* [Article]:
* Start *

March 30, 2026 Newsletter

Dearest Prattlers,


This week’s newsletter features Junior Writing major Sydney Brewer’s insights on music streaming platforms and how they alter our relationships to music. Sydney Brewer (she/her) is a third-year writing major. She writes prose-poetry and fiction about diasporic experiences, language, and memory.



Without further ado, here is Sydney’s newsletter,


The Cost of Streaming


@donaldoivanbarber/TikTok / Adobe Stock / @miss.mia777/TikTok
@donaldoivanbarber/TikTok / Adobe Stock / @miss.mia777/TikTok

Following last year when Spotify began running Ads for ICE recruitment as a part of the agency’s hundred million dollar “wartime recruitment” plan, I made the decision to move away from music streaming services. In place I began to purchase music, use an mp3 software, and started digging out all my thrifted CDs from high school. What began as a way to distance myself from economic investments in institutions such as ICE, or Helsing, the military AI start-up that the CEO of Spotify, Daniel Ek, has within the last six months become the chairman of, quickly grew into a larger reflection on streaming culture. Throughout this process, I’ve realized how deep the effect of streaming has been on my personal relationship with music. I’m interested in the way that we interact with art, the way we compensate artists, and the way we curate our own taste in a digital landscape where thoughtless and algorithmic consumption comes easily. 


The difficulty for musicians to make ends meet through their work is nothing new, there’s a long history of concert sales supplementing incomes, and bad contracts with record companies, but streaming services in the twenty-first century have definitely played a role in the worsening of this. Last year Spotify paid artists around $0.0003-$0.0005 per-stream, only compensating artists once they reach 1,500 streams. These constraints can make it incredibly difficult for smaller artists in particular to gain compensation for their work. If an artist’s song were to reach 10,000 streams they would be paid from $3-$5 dollars. In this hypothetical, let’s say that those 10,000 streams are from 100 people. If even half of those people were to directly pay the artists $3 for the track that would result in 30 times the profit. Apple Music pays artists slightly more at $0.01 per stream, but that still results in a much lower profit than if the artists were being paid directly. Music streaming services haven’t only impacted the way that musicians earn a living, they’ve also impacted the way that we as a society consume music and think about fair compensation. Users either pay these platforms directly or are subjected to advertisements for corporations with violent agendas. There’s a distance created between musicians and listeners. It’s a system wherein we’re outsourcing the compensation of the artists whose work we’re engaging with.

* End *

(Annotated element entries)
* Start *

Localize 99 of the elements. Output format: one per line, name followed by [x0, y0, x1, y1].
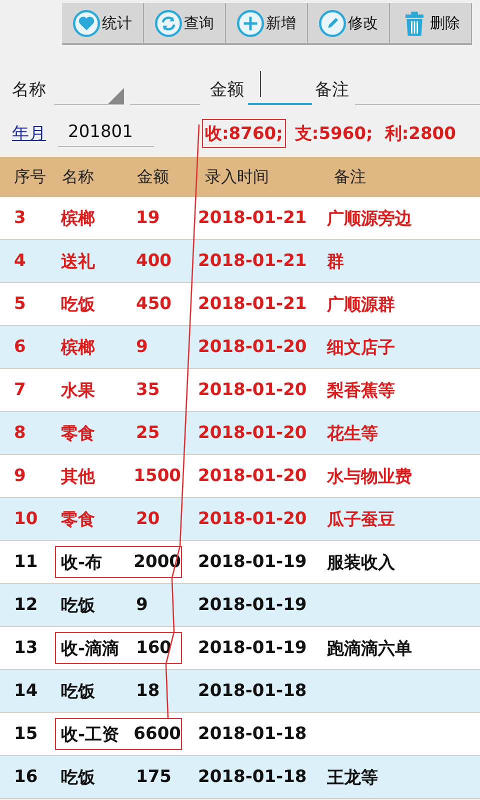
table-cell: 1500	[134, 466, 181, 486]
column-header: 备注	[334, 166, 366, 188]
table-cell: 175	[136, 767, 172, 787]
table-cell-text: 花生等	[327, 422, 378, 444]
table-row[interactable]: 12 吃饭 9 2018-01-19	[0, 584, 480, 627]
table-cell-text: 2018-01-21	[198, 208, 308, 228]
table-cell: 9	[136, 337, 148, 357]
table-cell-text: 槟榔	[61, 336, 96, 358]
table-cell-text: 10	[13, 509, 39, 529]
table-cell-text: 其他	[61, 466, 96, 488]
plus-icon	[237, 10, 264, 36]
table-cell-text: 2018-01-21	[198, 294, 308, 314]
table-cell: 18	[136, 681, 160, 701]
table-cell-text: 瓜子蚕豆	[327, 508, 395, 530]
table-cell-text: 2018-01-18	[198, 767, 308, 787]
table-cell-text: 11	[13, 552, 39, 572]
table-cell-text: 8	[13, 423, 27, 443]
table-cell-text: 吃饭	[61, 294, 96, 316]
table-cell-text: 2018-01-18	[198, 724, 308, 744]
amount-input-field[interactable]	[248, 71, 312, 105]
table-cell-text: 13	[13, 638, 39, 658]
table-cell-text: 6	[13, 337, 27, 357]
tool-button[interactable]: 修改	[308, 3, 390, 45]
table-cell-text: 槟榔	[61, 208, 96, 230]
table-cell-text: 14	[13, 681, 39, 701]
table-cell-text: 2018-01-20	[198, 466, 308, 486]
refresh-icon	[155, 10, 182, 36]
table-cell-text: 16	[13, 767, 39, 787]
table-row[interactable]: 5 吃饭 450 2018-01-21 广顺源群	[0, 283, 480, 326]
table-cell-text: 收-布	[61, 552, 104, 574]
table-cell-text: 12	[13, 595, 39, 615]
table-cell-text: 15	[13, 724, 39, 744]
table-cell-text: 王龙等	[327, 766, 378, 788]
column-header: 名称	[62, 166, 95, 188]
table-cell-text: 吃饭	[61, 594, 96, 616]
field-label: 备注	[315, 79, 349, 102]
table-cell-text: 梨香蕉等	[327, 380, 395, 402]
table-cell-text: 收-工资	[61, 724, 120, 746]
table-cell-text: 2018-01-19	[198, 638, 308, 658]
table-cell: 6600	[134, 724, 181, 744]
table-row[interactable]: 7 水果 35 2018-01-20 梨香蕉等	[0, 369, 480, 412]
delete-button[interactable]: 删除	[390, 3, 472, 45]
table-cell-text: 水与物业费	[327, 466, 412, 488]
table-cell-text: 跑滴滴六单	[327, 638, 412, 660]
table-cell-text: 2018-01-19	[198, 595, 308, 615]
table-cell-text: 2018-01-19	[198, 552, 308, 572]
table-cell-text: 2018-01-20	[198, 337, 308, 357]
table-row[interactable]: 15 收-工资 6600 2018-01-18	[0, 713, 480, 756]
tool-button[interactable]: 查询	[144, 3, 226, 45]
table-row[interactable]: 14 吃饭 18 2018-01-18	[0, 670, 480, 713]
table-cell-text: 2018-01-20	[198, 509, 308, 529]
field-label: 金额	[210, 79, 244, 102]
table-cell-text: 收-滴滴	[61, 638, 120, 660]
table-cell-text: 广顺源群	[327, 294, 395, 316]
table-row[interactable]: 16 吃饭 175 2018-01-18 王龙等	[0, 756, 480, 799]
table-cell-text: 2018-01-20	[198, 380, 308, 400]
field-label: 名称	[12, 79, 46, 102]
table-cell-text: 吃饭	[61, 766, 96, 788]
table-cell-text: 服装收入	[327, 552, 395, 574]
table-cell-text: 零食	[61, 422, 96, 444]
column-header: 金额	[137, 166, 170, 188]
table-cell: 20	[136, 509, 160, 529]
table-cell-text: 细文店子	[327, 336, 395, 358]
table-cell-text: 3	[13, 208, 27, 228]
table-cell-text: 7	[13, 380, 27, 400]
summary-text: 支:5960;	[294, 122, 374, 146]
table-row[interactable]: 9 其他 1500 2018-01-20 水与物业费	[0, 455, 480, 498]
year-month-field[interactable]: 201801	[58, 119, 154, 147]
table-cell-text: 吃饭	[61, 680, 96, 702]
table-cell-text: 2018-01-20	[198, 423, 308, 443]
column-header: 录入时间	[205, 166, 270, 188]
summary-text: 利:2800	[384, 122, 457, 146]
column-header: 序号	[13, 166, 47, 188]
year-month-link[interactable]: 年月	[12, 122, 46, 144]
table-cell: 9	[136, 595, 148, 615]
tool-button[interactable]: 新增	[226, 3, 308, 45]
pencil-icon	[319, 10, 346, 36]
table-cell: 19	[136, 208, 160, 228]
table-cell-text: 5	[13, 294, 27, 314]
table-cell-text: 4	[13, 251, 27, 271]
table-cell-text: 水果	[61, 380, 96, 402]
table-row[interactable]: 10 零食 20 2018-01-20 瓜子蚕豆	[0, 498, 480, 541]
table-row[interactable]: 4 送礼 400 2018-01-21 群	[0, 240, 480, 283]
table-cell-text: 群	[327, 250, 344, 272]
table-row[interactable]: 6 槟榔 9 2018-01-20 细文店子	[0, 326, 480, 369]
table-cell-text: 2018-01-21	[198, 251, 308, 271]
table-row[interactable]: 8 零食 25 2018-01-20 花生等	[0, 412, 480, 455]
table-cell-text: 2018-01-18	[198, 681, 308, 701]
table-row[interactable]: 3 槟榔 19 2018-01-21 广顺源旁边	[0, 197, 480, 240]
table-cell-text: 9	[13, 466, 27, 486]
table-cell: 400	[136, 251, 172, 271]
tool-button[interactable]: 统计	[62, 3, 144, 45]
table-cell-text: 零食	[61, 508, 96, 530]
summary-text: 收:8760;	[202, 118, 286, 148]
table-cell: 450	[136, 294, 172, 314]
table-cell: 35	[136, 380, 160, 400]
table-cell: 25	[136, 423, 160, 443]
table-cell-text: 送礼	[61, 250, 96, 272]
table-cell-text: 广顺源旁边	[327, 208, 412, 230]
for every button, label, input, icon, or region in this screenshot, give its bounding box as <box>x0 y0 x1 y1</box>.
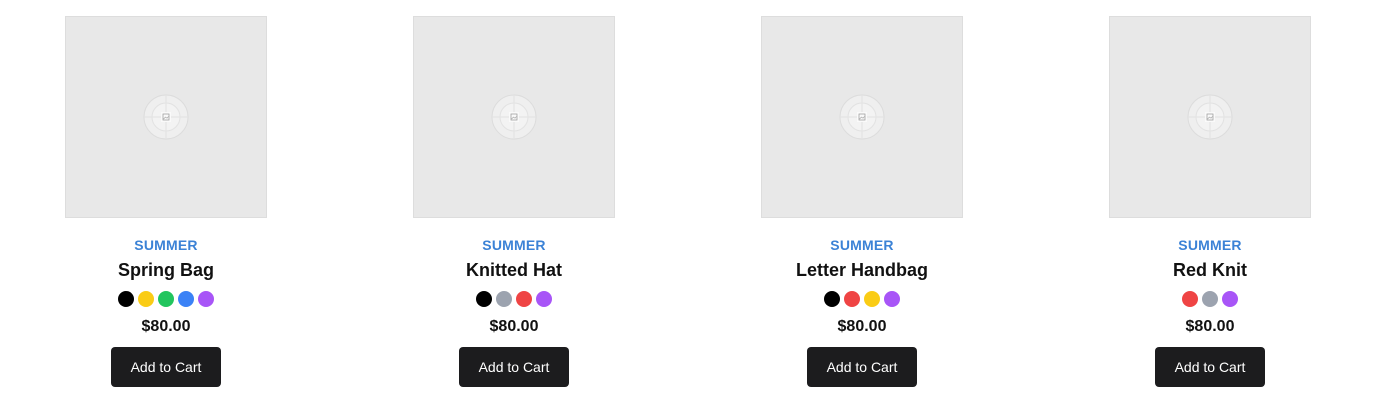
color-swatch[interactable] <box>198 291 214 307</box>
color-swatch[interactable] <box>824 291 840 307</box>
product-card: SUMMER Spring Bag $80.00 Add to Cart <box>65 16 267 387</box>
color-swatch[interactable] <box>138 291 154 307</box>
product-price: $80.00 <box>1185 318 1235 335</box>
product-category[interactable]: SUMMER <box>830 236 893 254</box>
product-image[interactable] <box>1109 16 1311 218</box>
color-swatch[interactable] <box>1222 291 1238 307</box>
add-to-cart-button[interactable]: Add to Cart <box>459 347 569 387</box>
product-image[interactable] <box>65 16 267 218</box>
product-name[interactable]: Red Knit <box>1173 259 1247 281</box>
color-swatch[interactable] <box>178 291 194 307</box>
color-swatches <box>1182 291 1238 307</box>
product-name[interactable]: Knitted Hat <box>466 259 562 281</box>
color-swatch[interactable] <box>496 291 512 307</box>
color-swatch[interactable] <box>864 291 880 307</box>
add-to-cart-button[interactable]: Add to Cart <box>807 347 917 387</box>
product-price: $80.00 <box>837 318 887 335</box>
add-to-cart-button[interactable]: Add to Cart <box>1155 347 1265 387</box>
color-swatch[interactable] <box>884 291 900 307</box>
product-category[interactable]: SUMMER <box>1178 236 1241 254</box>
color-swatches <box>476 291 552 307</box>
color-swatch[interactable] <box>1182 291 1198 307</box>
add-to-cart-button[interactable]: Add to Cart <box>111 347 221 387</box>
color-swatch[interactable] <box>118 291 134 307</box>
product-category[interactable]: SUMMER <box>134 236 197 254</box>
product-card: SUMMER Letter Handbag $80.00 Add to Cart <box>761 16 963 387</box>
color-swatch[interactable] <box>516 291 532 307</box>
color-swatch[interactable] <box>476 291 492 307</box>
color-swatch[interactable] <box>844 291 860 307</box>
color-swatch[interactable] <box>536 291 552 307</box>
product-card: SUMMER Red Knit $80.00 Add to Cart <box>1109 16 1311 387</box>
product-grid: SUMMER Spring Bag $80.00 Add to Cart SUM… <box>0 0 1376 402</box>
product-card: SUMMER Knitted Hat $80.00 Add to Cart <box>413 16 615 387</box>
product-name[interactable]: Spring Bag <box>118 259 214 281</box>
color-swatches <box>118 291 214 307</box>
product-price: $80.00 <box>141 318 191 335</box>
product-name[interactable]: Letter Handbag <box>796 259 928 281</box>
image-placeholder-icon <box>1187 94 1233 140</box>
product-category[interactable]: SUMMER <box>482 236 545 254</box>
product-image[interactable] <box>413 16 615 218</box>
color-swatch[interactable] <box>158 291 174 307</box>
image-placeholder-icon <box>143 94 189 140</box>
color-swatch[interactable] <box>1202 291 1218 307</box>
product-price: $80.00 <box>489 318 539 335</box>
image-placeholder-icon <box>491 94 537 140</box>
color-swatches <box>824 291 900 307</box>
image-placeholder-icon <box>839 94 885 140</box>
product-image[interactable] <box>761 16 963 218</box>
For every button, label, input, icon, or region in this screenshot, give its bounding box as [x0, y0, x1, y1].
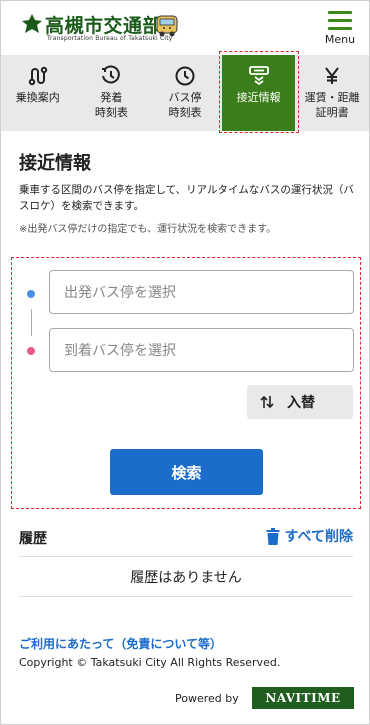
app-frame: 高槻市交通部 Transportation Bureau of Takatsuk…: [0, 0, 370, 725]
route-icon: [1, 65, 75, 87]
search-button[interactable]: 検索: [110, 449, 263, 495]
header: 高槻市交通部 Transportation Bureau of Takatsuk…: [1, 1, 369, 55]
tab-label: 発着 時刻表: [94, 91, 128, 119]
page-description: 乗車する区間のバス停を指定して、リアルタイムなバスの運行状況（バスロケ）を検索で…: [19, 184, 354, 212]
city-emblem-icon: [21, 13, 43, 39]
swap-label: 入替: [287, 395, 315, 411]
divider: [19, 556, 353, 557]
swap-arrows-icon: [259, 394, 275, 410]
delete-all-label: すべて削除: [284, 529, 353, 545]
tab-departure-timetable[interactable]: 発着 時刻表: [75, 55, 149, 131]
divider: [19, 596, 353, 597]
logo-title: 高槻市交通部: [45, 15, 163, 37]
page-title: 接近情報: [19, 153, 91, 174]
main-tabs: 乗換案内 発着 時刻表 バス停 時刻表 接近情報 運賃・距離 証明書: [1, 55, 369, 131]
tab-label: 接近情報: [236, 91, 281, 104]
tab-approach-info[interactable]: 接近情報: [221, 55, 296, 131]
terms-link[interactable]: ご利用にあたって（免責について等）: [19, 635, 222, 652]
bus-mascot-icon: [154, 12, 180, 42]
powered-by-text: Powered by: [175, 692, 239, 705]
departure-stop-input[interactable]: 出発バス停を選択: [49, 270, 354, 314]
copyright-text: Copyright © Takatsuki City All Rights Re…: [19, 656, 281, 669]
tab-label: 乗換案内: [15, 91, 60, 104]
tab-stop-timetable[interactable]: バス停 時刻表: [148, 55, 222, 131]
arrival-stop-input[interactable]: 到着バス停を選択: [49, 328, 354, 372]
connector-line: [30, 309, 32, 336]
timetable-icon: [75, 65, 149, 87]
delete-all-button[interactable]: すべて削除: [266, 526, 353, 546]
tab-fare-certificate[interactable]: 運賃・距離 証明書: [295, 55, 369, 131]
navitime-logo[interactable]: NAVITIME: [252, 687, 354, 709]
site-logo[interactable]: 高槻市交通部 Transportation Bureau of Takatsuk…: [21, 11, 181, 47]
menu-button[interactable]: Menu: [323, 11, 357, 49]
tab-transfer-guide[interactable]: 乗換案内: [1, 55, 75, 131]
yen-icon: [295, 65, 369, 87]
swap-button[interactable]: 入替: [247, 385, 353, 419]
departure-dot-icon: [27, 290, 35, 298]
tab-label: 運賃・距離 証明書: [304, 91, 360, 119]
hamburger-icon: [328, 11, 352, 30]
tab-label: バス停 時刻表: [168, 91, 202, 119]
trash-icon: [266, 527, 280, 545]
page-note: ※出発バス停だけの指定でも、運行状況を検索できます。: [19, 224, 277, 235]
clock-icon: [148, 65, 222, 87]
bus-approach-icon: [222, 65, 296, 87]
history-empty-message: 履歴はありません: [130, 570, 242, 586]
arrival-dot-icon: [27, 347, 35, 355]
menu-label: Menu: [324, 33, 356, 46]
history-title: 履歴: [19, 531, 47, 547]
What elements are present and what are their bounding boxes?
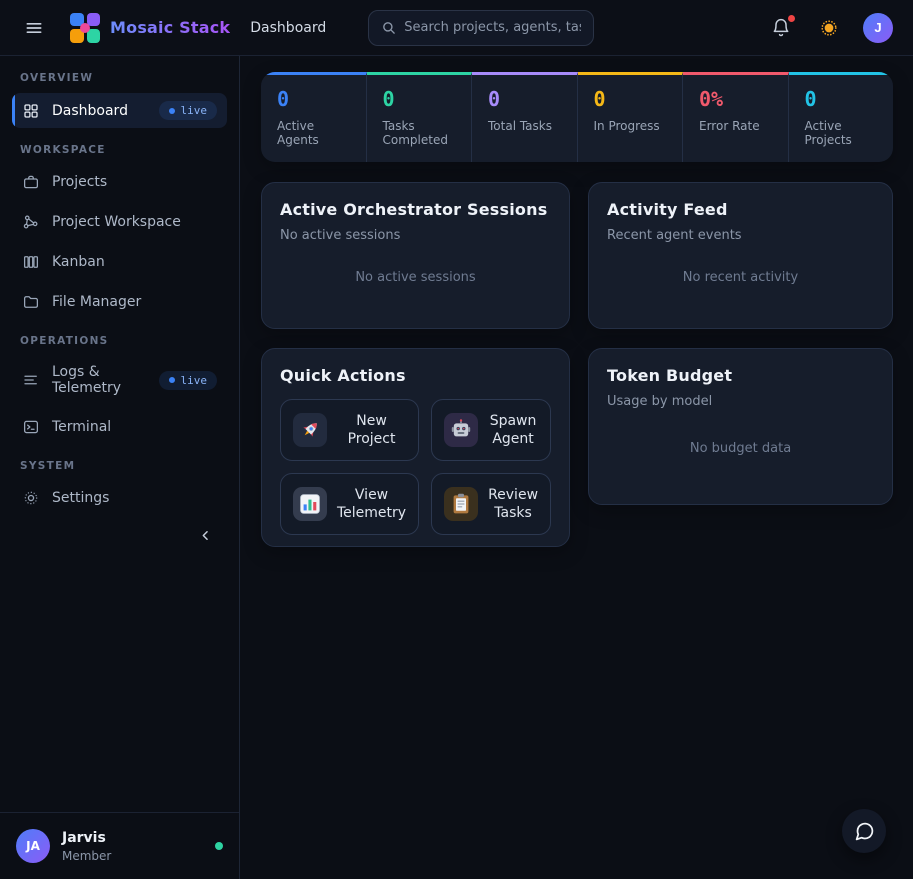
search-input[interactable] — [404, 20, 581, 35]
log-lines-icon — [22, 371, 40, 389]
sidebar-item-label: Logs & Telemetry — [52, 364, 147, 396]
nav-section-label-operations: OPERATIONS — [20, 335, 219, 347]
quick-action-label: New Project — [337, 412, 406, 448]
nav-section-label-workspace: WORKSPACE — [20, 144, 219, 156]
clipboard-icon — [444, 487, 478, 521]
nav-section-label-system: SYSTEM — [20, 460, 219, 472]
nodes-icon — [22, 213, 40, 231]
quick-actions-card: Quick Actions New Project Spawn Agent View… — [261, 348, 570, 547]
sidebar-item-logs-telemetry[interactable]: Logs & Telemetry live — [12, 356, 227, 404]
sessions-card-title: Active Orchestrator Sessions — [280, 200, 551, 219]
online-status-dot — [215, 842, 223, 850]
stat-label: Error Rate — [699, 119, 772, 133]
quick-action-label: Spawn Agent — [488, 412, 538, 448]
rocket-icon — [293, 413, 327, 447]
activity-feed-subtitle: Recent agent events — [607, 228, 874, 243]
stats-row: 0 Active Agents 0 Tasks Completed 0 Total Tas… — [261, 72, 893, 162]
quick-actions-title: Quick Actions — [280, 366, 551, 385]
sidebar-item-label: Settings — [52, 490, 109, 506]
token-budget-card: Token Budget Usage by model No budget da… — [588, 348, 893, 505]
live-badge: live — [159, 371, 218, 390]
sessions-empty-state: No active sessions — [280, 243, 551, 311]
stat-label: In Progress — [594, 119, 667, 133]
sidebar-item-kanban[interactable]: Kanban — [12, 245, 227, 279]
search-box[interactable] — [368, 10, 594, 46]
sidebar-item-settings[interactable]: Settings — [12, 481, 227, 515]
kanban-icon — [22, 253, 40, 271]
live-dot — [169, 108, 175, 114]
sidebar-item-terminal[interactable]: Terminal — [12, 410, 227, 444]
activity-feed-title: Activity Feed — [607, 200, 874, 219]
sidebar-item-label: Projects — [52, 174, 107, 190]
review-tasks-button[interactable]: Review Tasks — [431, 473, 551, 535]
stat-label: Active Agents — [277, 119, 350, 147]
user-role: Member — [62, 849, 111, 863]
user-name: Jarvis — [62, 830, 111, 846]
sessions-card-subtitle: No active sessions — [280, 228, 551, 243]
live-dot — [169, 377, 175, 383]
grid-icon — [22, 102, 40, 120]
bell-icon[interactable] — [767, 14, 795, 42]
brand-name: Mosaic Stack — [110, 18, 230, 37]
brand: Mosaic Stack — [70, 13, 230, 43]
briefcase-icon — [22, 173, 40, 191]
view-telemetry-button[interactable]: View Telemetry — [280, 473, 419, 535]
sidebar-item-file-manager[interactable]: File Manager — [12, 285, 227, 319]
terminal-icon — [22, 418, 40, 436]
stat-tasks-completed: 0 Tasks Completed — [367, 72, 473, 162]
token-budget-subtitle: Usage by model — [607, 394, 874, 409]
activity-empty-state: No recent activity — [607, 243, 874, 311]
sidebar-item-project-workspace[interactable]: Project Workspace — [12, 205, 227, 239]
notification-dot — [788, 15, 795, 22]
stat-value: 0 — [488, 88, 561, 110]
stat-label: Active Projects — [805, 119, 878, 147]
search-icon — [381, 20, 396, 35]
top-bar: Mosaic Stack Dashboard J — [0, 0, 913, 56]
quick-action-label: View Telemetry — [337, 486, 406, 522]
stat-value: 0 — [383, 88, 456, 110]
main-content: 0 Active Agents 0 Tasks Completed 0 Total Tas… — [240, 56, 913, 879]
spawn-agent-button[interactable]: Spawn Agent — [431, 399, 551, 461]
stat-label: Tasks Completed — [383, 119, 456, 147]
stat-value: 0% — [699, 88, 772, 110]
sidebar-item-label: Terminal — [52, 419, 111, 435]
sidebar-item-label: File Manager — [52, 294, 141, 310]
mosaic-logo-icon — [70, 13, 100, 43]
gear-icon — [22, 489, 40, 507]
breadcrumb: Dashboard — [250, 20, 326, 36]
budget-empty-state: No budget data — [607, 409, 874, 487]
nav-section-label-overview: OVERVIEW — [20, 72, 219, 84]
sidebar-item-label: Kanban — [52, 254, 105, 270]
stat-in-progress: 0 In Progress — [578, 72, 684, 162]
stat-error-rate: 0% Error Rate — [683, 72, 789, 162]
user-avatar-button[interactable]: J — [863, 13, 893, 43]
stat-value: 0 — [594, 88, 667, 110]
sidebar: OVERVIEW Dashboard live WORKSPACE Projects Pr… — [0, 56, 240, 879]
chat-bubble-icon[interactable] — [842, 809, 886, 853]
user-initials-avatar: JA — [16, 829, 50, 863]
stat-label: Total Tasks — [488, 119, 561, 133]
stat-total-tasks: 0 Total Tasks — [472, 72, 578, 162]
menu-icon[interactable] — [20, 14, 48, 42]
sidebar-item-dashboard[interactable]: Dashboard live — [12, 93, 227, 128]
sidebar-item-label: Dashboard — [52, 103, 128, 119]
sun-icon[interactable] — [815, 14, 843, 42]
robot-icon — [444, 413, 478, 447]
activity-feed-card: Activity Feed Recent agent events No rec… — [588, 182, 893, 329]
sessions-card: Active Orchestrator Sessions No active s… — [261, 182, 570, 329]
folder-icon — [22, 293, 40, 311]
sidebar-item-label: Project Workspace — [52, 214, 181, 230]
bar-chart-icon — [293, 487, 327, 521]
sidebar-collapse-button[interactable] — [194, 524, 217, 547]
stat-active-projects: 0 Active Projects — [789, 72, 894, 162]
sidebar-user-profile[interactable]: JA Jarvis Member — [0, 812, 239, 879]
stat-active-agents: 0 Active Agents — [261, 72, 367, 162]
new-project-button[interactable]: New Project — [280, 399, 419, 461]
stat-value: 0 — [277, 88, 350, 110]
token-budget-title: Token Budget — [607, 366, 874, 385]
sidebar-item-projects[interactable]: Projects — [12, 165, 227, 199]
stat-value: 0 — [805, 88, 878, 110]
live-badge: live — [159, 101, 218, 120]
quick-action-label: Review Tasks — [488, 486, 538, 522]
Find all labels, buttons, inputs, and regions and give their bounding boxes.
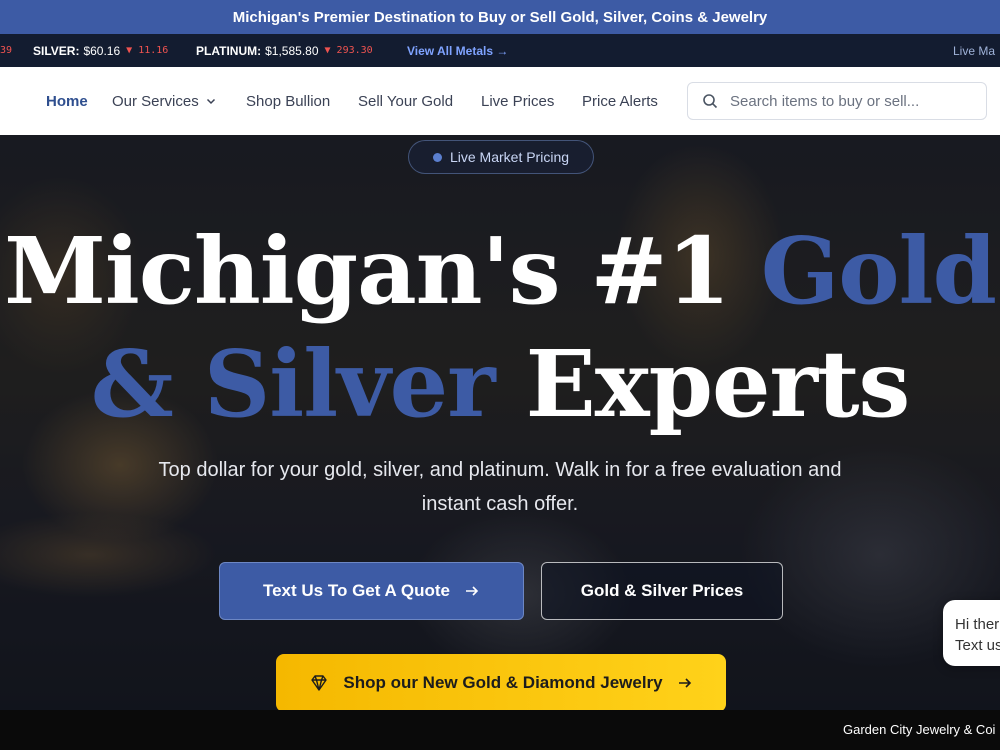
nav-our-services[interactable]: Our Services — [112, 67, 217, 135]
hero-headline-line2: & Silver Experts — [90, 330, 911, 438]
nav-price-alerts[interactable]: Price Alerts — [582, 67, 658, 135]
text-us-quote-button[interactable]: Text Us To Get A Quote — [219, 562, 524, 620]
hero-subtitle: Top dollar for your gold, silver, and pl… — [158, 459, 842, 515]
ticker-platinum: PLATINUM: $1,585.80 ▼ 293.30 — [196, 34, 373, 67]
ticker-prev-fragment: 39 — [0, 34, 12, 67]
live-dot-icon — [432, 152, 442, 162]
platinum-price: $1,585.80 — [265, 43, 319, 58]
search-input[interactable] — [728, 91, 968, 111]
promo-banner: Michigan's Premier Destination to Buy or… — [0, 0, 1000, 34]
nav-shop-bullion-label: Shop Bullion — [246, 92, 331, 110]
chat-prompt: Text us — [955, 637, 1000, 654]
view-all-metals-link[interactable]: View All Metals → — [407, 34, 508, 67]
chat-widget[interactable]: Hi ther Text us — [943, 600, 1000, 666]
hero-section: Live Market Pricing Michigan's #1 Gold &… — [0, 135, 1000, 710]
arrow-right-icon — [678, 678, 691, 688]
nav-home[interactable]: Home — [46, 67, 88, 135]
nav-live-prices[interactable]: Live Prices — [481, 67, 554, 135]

* End *

* [What is needed]:
Pick up the newsletter essay on music streaming after its last sentence and keep writing it.

* [Task output]:
I’ve also started thinking about streaming in terms of passive consumption; the way that streaming makes it easier to be less discerning when supporting artists. As well as the way streaming services and large corporations acting as go-betweens between artists and consumers has changed the way we feel about consuming art made by morally reprehensible people. You’re not purchasing a song or album, you’re “liking it,” or saving it to a folder or playlist. Streaming makes the act of listening to music or supporting an artist feel more abstracted, and this can lead to less thoughtful consumption. There was a moment about a month ago when users on Tik Tok began making videos about how they weren’t aware that some of the artists that they were listening to regularly were actually AI. The knee jerk reaction I, and many others, had was to wonder how it is possible that you could be a fan of somebody and not even know if they were real or not? A lot of the responses to this question held the same sentiment: The songs were recommended, that you don’t have to know things about an artist to save their music and listen to it. I believe there’s a sort of loss of discernment that we experience through algorithmic, scroll-based platforms. While there is a level of implicit curation that goes on with our algorithms we aren’t actually seeking out the media on our feeds. When I was using streaming services I would often find myself in “music slumps” where even my favorite songs would only conjure up feelings of ambivalence within me. Since I’ve moved away from streaming I’ve found that being more intentional about what I listen to and having less options has actually lessened that kind of malaise. 


Spotify and Apple Music have also played a role in the gamification of music consumption. Features like their respective end of the year ‘Wrapped’s, Friends activity, and Spotify’s newly re-instated DMs, are all contributing to the transformation of music streaming into another form of social media. From the perspective of a streaming service, followers, comments, and messages, are all ways to up user engagement. Certain features on Spotify like jams and blends, only exist behind a paywall, which increases the number of people that subscribe.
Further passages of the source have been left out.